#### Problem to solve:
Please revise the records, beginning at the line that has "sidebar-item-dashboards[interactable]: Dashboards [0,73,249,113]" and stopping after the line that has "avatar[interactable]: G [2070,10,2099,39]". Change "warning-icon" to "alert-icon", leave everything else unchanged, and return only those lines.

Start of Source data

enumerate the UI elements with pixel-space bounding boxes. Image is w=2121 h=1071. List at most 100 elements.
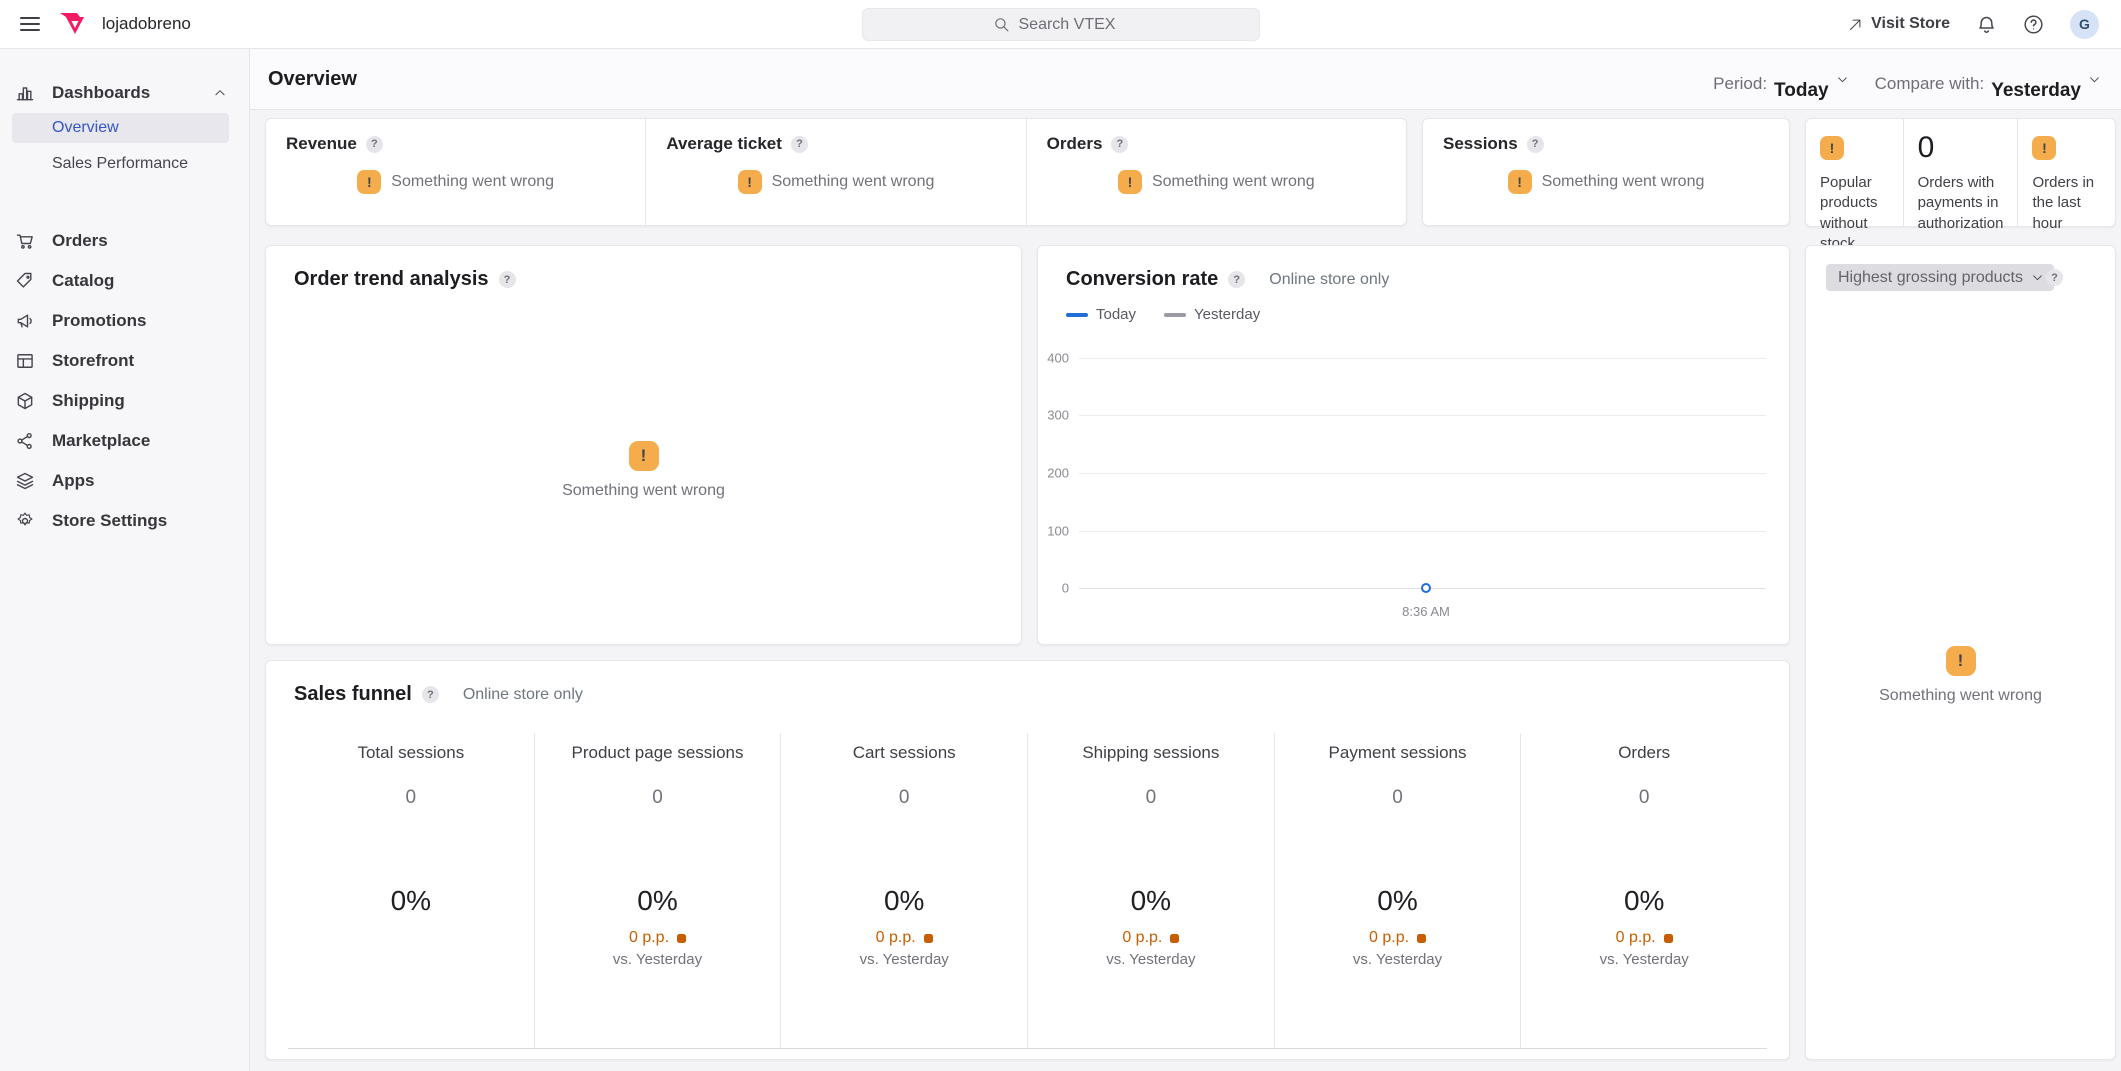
sidebar-item-dashboards[interactable]: Dashboards [0,73,249,113]
compare-label: Compare with: [1875,74,1985,94]
funnel-col-total-sessions: Total sessions 0 0% [288,733,534,1048]
period-label: Period: [1713,74,1767,94]
gear-icon [14,511,36,531]
conversion-rate-card: Conversion rate ? Online store only Toda… [1037,245,1790,645]
warning-icon: ! [1118,170,1142,194]
avatar[interactable]: G [2070,10,2099,39]
data-point-today [1421,583,1431,593]
y-tick: 300 [1047,408,1069,423]
kpi-card-group: Revenue ? ! Something went wrong Average… [265,118,1407,226]
compare-selector[interactable]: Compare with: Yesterday [1875,56,2101,102]
sidebar-item-marketplace[interactable]: Marketplace [0,421,249,461]
conversion-title: Conversion rate [1066,268,1218,291]
delta-bullet-icon [677,934,686,943]
store-name: lojadobreno [102,14,191,34]
chevron-down-icon [1836,73,1849,86]
kpi-revenue: Revenue ? ! Something went wrong [266,119,645,225]
online-store-only-note: Online store only [1269,271,1389,289]
error-message: Something went wrong [391,173,554,191]
kpi-sessions: Sessions ? ! Something went wrong [1423,119,1789,225]
delta-bullet-icon [924,934,933,943]
stat-orders-last-hour[interactable]: ! Orders in the last hour [2017,119,2115,226]
y-tick: 0 [1062,581,1069,596]
warning-icon: ! [738,170,762,194]
error-message: Something went wrong [1542,173,1705,191]
x-axis-label: 8:36 AM [1402,604,1450,619]
sidebar-item-orders[interactable]: Orders [0,221,249,261]
megaphone-icon [14,311,36,331]
sidebar-item-storefront[interactable]: Storefront [0,341,249,381]
legend-swatch-yesterday [1164,313,1186,317]
products-metric-select[interactable]: Highest grossing products [1826,264,2054,291]
error-message: Something went wrong [1152,173,1315,191]
delta-badge: 0 p.p. [1122,929,1179,947]
cube-icon [14,391,36,411]
help-button[interactable] [2023,14,2044,35]
delta-bullet-icon [1170,934,1179,943]
warning-icon: ! [1946,646,1976,676]
order-trend-title: Order trend analysis [294,268,489,291]
visit-store-label: Visit Store [1871,15,1950,33]
sidebar-item-promotions[interactable]: Promotions [0,301,249,341]
delta-badge: 0 p.p. [629,929,686,947]
delta-bullet-icon [1417,934,1426,943]
question-circle-icon [2023,14,2044,35]
menu-icon[interactable] [20,17,40,32]
products-metric-value: Highest grossing products [1838,269,2023,287]
layers-icon [14,471,36,491]
sidebar-item-shipping[interactable]: Shipping [0,381,249,421]
funnel-col-payment-sessions: Payment sessions 0 0% 0 p.p. vs. Yesterd… [1274,733,1521,1048]
search-input[interactable] [1019,16,1129,34]
share-nodes-icon [14,431,36,451]
kpi-orders: Orders ? ! Something went wrong [1026,119,1406,225]
tag-icon [14,271,36,291]
help-icon[interactable]: ? [366,136,383,153]
notifications-button[interactable] [1976,14,1997,35]
sidebar-item-label: Dashboards [52,83,150,103]
help-icon[interactable]: ? [499,271,516,288]
stat-popular-products-without-stock[interactable]: ! Popular products without stock [1806,119,1903,226]
sidebar-item-apps[interactable]: Apps [0,461,249,501]
error-message: Something went wrong [1879,687,2042,705]
sidebar-item-catalog[interactable]: Catalog [0,261,249,301]
help-icon[interactable]: ? [791,136,808,153]
help-icon[interactable]: ? [422,686,439,703]
order-trend-card: Order trend analysis ? ! Something went … [265,245,1022,645]
quick-stats-card: ! Popular products without stock 0 Order… [1805,118,2116,227]
stat-orders-payments-authorization[interactable]: 0 Orders with payments in authorization [1903,119,2018,226]
delta-badge: 0 p.p. [876,929,933,947]
funnel-col-shipping-sessions: Shipping sessions 0 0% 0 p.p. vs. Yester… [1027,733,1274,1048]
warning-icon: ! [629,441,659,471]
sidebar-item-store-settings[interactable]: Store Settings [0,501,249,541]
vtex-logo-icon [58,12,86,37]
stat-label: Popular products without stock [1820,173,1889,254]
help-icon[interactable]: ? [1111,136,1128,153]
vtex-logo[interactable] [58,12,86,37]
legend-today[interactable]: Today [1066,306,1136,323]
delta-badge: 0 p.p. [1369,929,1426,947]
delta-bullet-icon [1664,934,1673,943]
external-link-icon [1848,17,1863,32]
sidebar-item-sales-performance[interactable]: Sales Performance [12,149,229,179]
warning-icon: ! [1508,170,1532,194]
chevron-down-icon [2031,271,2044,284]
kpi-card-sessions: Sessions ? ! Something went wrong [1422,118,1790,226]
warning-icon: ! [1820,136,1844,160]
help-icon[interactable]: ? [2046,269,2063,286]
help-icon[interactable]: ? [1228,271,1245,288]
chevron-up-icon [213,86,227,100]
legend-yesterday[interactable]: Yesterday [1164,306,1260,323]
help-icon[interactable]: ? [1527,136,1544,153]
period-selector[interactable]: Period: Today [1713,56,1848,102]
global-search[interactable] [862,8,1260,41]
legend-swatch-today [1066,313,1088,317]
funnel-col-orders: Orders 0 0% 0 p.p. vs. Yesterday [1520,733,1767,1048]
stat-label: Orders with payments in authorization [1918,173,2004,234]
funnel-columns: Total sessions 0 0% Product page session… [288,733,1767,1049]
sidebar-item-overview[interactable]: Overview [12,113,229,143]
error-message: Something went wrong [772,173,935,191]
chart-legend: Today Yesterday [1066,306,1260,323]
visit-store-button[interactable]: Visit Store [1848,15,1950,33]
bell-icon [1976,14,1997,35]
y-tick: 100 [1047,524,1069,539]
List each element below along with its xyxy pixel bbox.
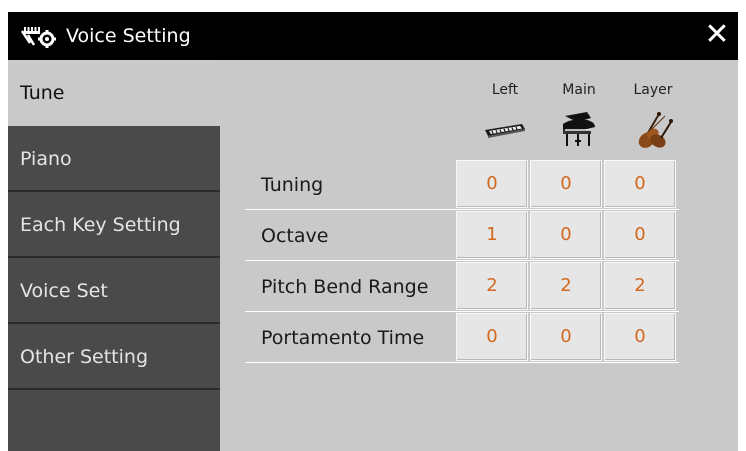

End of Source data

#### Output for this exercise:
sidebar-item-dashboards[interactable]: Dashboards [0,73,249,113]
compare-label: Compare with: [1875,74,1985,94]
funnel-col-total-sessions: Total sessions 0 0% [288,733,534,1048]
period-label: Period: [1713,74,1767,94]
gear-icon [14,511,36,531]
conversion-rate-card: Conversion rate ? Online store only Toda… [1037,245,1790,645]
alert-icon: ! [1118,170,1142,194]
avatar[interactable]: G [2070,10,2099,39]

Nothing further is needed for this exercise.